Entries with figure data:
* BEGIN *

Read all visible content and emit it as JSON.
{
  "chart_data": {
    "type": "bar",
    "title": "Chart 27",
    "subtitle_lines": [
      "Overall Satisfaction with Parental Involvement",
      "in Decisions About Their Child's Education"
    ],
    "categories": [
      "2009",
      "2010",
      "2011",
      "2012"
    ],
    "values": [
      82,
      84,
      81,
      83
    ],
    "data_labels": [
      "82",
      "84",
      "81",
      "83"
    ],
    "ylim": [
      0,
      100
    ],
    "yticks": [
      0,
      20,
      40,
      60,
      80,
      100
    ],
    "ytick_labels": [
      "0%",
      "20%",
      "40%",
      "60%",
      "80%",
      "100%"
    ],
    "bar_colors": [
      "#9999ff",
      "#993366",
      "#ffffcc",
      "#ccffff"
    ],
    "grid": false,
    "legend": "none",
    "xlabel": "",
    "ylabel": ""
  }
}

* END *

• REQUIRED WORK
Go through the entries and repeat each one exactly.

• TASK RESULT
Read all visible content and emit it as JSON.
{
  "chart_data": {
    "type": "bar",
    "title": "Chart 27",
    "subtitle_lines": [
      "Overall Satisfaction with Parental Involvement",
      "in Decisions About Their Child's Education"
    ],
    "categories": [
      "2009",
      "2010",
      "2011",
      "2012"
    ],
    "values": [
      82,
      84,
      81,
      83
    ],
    "data_labels": [
      "82",
      "84",
      "81",
      "83"
    ],
    "ylim": [
      0,
      100
    ],
    "yticks": [
      0,
      20,
      40,
      60,
      80,
      100
    ],
    "ytick_labels": [
      "0%",
      "20%",
      "40%",
      "60%",
      "80%",
      "100%"
    ],
    "bar_colors": [
      "#9999ff",
      "#993366",
      "#ffffcc",
      "#ccffff"
    ],
    "grid": false,
    "legend": "none",
    "xlabel": "",
    "ylabel": ""
  }
}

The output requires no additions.